In full and without alteration, repeat the material.

===== Records shown =====

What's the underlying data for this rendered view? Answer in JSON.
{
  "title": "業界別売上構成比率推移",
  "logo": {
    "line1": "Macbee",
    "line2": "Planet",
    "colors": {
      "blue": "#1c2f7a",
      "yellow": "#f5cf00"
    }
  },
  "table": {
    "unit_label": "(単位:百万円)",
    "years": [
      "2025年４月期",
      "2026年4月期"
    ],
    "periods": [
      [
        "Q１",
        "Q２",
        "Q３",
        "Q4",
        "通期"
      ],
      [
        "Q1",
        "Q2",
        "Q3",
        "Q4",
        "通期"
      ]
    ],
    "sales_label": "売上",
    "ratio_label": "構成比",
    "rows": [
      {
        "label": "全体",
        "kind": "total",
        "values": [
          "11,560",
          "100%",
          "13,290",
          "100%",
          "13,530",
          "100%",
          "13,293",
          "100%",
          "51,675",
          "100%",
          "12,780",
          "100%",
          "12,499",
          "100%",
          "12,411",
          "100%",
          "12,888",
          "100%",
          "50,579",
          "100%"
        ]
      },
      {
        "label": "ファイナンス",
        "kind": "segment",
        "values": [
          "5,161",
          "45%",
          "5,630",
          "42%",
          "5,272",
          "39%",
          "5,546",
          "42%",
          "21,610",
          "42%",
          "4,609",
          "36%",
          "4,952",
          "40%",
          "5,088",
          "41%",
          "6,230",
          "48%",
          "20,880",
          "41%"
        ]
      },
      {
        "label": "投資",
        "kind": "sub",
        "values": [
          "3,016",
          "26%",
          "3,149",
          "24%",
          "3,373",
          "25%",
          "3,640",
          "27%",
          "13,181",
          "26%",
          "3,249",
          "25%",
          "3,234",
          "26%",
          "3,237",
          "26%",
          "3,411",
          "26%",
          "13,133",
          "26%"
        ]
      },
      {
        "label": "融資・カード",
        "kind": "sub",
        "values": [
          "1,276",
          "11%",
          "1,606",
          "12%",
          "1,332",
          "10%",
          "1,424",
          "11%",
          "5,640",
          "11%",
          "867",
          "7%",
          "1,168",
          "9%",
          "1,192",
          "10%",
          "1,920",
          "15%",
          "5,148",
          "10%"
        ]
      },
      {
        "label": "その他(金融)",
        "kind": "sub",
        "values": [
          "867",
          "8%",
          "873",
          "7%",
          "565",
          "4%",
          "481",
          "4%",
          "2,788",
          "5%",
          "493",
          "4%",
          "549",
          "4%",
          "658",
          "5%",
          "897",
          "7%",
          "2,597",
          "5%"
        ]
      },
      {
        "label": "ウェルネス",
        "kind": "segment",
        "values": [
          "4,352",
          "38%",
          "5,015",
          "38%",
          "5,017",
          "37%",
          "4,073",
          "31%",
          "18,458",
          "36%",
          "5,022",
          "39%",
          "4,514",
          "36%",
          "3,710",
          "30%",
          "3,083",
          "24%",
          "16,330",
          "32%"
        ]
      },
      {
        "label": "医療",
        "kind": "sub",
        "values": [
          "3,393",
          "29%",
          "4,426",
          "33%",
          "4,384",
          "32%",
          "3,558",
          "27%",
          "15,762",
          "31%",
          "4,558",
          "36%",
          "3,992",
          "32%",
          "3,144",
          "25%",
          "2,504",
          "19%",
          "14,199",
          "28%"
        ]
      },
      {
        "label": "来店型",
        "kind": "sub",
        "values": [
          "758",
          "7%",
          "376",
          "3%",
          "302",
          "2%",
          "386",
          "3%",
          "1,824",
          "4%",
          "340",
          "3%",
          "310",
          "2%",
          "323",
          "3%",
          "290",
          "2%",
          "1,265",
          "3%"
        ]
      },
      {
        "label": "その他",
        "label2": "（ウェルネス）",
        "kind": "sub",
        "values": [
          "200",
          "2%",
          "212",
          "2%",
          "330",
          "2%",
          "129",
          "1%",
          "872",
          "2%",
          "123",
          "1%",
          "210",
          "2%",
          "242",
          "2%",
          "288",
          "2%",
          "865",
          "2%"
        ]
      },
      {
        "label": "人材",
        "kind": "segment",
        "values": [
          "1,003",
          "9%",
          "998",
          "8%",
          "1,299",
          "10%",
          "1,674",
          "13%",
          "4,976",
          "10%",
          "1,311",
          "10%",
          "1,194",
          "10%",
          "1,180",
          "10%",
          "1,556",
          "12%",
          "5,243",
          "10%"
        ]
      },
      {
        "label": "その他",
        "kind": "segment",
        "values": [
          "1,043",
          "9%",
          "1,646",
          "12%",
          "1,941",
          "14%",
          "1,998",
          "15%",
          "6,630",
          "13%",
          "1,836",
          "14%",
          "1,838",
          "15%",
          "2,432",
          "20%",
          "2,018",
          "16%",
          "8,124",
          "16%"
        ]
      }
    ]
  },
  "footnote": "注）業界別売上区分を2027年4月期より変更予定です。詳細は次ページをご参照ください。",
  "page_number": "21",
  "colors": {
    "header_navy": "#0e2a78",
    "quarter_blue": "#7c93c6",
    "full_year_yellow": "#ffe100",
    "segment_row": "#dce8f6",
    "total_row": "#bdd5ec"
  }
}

=====

### Worked answer
What's the underlying data for this rendered view? Answer in JSON.
{
  "title": "業界別売上構成比率推移",
  "logo": {
    "line1": "Macbee",
    "line2": "Planet",
    "colors": {
      "blue": "#1c2f7a",
      "yellow": "#f5cf00"
    }
  },
  "table": {
    "unit_label": "(単位:百万円)",
    "years": [
      "2025年４月期",
      "2026年4月期"
    ],
    "periods": [
      [
        "Q１",
        "Q２",
        "Q３",
        "Q4",
        "通期"
      ],
      [
        "Q1",
        "Q2",
        "Q3",
        "Q4",
        "通期"
      ]
    ],
    "sales_label": "売上",
    "ratio_label": "構成比",
    "rows": [
      {
        "label": "全体",
        "kind": "total",
        "values": [
          "11,560",
          "100%",
          "13,290",
          "100%",
          "13,530",
          "100%",
          "13,293",
          "100%",
          "51,675",
          "100%",
          "12,780",
          "100%",
          "12,499",
          "100%",
          "12,411",
          "100%",
          "12,888",
          "100%",
          "50,579",
          "100%"
        ]
      },
      {
        "label": "ファイナンス",
        "kind": "segment",
        "values": [
          "5,161",
          "45%",
          "5,630",
          "42%",
          "5,272",
          "39%",
          "5,546",
          "42%",
          "21,610",
          "42%",
          "4,609",
          "36%",
          "4,952",
          "40%",
          "5,088",
          "41%",
          "6,230",
          "48%",
          "20,880",
          "41%"
        ]
      },
      {
        "label": "投資",
        "kind": "sub",
        "values": [
          "3,016",
          "26%",
          "3,149",
          "24%",
          "3,373",
          "25%",
          "3,640",
          "27%",
          "13,181",
          "26%",
          "3,249",
          "25%",
          "3,234",
          "26%",
          "3,237",
          "26%",
          "3,411",
          "26%",
          "13,133",
          "26%"
        ]
      },
      {
        "label": "融資・カード",
        "kind": "sub",
        "values": [
          "1,276",
          "11%",
          "1,606",
          "12%",
          "1,332",
          "10%",
          "1,424",
          "11%",
          "5,640",
          "11%",
          "867",
          "7%",
          "1,168",
          "9%",
          "1,192",
          "10%",
          "1,920",
          "15%",
          "5,148",
          "10%"
        ]
      },
      {
        "label": "その他(金融)",
        "kind": "sub",
        "values": [
          "867",
          "8%",
          "873",
          "7%",
          "565",
          "4%",
          "481",
          "4%",
          "2,788",
          "5%",
          "493",
          "4%",
          "549",
          "4%",
          "658",
          "5%",
          "897",
          "7%",
          "2,597",
          "5%"
        ]
      },
      {
        "label": "ウェルネス",
        "kind": "segment",
        "values": [
          "4,352",
          "38%",
          "5,015",
          "38%",
          "5,017",
          "37%",
          "4,073",
          "31%",
          "18,458",
          "36%",
          "5,022",
          "39%",
          "4,514",
          "36%",
          "3,710",
          "30%",
          "3,083",
          "24%",
          "16,330",
          "32%"
        ]
      },
      {
        "label": "医療",
        "kind": "sub",
        "values": [
          "3,393",
          "29%",
          "4,426",
          "33%",
          "4,384",
          "32%",
          "3,558",
          "27%",
          "15,762",
          "31%",
          "4,558",
          "36%",
          "3,992",
          "32%",
          "3,144",
          "25%",
          "2,504",
          "19%",
          "14,199",
          "28%"
        ]
      },
      {
        "label": "来店型",
        "kind": "sub",
        "values": [
          "758",
          "7%",
          "376",
          "3%",
          "302",
          "2%",
          "386",
          "3%",
          "1,824",
          "4%",
          "340",
          "3%",
          "310",
          "2%",
          "323",
          "3%",
          "290",
          "2%",
          "1,265",
          "3%"
        ]
      },
      {
        "label": "その他",
        "label2": "（ウェルネス）",
        "kind": "sub",
        "values": [
          "200",
          "2%",
          "212",
          "2%",
          "330",
          "2%",
          "129",
          "1%",
          "872",
          "2%",
          "123",
          "1%",
          "210",
          "2%",
          "242",
          "2%",
          "288",
          "2%",
          "865",
          "2%"
        ]
      },
      {
        "label": "人材",
        "kind": "segment",
        "values": [
          "1,003",
          "9%",
          "998",
          "8%",
          "1,299",
          "10%",
          "1,674",
          "13%",
          "4,976",
          "10%",
          "1,311",
          "10%",
          "1,194",
          "10%",
          "1,180",
          "10%",
          "1,556",
          "12%",
          "5,243",
          "10%"
        ]
      },
      {
        "label": "その他",
        "kind": "segment",
        "values": [
          "1,043",
          "9%",
          "1,646",
          "12%",
          "1,941",
          "14%",
          "1,998",
          "15%",
          "6,630",
          "13%",
          "1,836",
          "14%",
          "1,838",
          "15%",
          "2,432",
          "20%",
          "2,018",
          "16%",
          "8,124",
          "16%"
        ]
      }
    ]
  },
  "footnote": "注）業界別売上区分を2027年4月期より変更予定です。詳細は次ページをご参照ください。",
  "page_number": "21",
  "colors": {
    "header_navy": "#0e2a78",
    "quarter_blue": "#7c93c6",
    "full_year_yellow": "#ffe100",
    "segment_row": "#dce8f6",
    "total_row": "#bdd5ec"
  }
}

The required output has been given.